# Provided records:

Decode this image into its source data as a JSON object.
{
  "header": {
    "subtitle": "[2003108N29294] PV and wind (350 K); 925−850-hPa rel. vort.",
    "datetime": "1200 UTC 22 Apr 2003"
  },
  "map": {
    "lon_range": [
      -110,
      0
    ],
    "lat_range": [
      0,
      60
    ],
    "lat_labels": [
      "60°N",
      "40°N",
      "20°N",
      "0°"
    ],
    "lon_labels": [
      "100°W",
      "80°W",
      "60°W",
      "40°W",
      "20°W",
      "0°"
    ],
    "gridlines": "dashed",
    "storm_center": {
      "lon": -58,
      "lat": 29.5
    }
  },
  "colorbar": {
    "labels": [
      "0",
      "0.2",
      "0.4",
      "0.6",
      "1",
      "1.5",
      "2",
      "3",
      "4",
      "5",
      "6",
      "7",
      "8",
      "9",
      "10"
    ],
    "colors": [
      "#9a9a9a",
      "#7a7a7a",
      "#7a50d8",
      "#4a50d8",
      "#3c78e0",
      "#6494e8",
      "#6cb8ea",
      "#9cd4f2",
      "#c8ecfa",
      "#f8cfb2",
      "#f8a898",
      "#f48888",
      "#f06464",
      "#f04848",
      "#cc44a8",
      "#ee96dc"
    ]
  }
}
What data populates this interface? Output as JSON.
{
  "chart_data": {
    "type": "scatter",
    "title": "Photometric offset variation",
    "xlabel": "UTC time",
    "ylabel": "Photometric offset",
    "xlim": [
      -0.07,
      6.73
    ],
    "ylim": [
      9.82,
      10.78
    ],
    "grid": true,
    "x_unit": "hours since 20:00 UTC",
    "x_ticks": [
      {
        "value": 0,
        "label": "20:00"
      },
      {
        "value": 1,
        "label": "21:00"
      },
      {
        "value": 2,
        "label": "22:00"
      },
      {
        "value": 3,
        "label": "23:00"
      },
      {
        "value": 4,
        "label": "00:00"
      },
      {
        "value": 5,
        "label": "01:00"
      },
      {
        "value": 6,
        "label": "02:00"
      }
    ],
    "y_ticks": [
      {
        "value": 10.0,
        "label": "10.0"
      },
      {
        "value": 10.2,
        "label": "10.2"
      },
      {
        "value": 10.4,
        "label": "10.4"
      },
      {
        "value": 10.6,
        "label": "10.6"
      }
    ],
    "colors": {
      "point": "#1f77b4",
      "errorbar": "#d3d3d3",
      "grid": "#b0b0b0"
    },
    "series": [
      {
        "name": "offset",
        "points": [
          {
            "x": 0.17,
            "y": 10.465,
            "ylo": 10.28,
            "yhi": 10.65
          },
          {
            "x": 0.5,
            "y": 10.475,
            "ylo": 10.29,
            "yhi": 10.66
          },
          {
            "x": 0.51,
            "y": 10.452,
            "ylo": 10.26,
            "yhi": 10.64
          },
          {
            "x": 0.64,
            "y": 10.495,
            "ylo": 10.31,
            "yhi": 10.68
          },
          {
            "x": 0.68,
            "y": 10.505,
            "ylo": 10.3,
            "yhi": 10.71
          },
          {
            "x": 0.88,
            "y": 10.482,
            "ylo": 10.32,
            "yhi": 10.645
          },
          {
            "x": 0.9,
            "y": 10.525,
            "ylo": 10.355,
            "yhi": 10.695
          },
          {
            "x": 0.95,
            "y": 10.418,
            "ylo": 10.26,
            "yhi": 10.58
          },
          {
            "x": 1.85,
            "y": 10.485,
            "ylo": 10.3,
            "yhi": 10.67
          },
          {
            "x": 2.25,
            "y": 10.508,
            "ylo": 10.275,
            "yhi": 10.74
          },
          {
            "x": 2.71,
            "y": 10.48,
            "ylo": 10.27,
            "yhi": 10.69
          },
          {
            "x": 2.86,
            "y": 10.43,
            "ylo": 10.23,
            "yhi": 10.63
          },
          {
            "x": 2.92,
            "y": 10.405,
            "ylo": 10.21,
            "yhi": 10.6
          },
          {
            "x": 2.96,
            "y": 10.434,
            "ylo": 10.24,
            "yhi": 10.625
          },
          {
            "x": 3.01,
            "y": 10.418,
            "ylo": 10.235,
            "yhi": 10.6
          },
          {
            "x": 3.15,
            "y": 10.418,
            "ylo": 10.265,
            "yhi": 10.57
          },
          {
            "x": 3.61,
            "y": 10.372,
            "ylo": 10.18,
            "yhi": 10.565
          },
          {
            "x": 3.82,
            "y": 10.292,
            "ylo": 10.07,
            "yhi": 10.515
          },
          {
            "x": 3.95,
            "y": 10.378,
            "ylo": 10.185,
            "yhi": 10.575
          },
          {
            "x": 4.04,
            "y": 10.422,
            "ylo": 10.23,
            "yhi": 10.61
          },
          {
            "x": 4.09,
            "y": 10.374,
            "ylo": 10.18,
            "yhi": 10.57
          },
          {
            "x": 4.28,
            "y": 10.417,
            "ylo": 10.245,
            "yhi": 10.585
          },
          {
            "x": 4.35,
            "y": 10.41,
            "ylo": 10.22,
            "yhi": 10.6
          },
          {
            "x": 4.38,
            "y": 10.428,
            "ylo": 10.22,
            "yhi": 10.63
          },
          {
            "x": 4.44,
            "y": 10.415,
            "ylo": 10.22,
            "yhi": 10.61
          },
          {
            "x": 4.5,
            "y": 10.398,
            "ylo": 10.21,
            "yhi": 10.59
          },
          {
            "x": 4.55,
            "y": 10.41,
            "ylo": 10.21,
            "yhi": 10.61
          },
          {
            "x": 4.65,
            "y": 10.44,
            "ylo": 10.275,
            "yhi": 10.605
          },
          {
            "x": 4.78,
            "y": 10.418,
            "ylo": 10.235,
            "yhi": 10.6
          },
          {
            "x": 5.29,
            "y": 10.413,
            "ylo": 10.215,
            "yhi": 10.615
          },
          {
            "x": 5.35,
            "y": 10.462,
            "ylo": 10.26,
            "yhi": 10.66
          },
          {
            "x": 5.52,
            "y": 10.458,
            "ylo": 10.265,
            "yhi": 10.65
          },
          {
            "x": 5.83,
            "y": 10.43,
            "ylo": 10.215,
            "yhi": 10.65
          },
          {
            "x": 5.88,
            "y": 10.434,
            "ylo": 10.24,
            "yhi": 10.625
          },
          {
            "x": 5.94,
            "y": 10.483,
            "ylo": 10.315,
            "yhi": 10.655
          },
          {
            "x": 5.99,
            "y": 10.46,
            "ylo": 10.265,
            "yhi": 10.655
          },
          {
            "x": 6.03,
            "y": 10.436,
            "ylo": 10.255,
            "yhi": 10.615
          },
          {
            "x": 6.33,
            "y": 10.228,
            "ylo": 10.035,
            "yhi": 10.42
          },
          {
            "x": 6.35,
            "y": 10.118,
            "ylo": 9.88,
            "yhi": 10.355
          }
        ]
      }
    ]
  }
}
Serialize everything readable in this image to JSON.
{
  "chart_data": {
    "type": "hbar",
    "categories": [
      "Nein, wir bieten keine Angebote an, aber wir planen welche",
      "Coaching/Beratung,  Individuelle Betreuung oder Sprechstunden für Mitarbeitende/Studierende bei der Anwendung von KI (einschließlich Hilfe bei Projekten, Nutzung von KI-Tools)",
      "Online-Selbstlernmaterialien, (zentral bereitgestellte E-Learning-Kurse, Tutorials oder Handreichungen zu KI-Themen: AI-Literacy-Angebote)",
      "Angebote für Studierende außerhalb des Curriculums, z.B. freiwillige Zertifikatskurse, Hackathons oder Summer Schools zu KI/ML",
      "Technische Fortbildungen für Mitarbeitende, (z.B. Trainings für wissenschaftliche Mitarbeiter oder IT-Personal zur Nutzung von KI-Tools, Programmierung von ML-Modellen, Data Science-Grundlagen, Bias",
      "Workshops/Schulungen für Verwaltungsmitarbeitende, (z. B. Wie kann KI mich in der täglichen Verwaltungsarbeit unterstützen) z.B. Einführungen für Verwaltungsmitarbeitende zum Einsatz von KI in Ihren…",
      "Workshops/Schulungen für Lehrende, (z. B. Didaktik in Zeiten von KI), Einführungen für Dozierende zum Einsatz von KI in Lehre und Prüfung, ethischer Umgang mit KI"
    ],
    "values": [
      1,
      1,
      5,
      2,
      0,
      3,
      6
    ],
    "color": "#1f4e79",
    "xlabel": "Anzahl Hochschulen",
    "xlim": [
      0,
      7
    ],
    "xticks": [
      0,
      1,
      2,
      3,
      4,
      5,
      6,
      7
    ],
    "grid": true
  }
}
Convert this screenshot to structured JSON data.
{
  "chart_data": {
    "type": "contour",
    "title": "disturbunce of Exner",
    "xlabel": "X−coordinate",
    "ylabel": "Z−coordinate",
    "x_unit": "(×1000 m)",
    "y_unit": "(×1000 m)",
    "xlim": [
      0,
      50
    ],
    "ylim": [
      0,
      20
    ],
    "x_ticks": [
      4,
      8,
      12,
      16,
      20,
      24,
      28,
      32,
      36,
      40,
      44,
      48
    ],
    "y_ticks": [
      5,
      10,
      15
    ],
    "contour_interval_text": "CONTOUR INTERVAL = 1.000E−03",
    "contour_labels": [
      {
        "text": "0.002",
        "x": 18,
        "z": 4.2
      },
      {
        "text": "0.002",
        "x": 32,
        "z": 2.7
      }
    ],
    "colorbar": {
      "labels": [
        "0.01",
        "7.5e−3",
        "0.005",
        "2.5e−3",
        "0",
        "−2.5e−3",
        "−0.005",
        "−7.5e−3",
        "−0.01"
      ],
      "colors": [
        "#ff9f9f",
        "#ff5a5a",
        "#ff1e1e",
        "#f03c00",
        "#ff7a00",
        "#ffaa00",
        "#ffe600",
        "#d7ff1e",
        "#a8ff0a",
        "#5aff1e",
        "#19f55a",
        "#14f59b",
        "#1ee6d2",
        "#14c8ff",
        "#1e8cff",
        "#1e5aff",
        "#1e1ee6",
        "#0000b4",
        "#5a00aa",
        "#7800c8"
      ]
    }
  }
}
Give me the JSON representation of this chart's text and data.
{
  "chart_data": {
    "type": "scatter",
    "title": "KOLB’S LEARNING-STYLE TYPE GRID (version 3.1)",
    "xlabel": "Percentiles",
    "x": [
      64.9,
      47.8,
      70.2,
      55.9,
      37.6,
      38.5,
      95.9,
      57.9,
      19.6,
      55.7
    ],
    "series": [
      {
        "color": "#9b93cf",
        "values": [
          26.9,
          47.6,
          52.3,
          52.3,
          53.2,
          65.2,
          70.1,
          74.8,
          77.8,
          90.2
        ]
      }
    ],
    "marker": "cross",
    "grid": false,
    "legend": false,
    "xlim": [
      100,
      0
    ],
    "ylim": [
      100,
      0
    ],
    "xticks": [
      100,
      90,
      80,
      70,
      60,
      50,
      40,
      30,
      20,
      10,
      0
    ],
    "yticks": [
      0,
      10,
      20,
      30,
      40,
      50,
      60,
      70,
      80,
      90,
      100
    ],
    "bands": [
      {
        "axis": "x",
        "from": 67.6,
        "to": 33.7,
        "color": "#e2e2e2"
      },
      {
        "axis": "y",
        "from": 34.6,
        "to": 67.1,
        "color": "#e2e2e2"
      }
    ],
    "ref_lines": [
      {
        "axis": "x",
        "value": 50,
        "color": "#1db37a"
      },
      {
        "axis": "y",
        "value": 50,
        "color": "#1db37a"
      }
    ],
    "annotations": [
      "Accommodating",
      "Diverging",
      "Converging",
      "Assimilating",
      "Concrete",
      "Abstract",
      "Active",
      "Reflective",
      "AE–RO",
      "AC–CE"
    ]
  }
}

# Exercise objective:
Collect each line holding the string "Angebote".

# Right answer:
      "Nein, wir bieten keine Angebote an, aber wir planen welche",
      "Online-Selbstlernmaterialien, (zentral bereitgestellte E-Learning-Kurse, Tutorials oder Handreichungen zu KI-Themen: AI-Literacy-Angebote)",
      "Angebote für Studierende außerhalb des Curriculums, z.B. freiwillige Zertifikatskurse, Hackathons oder Summer Schools zu KI/ML",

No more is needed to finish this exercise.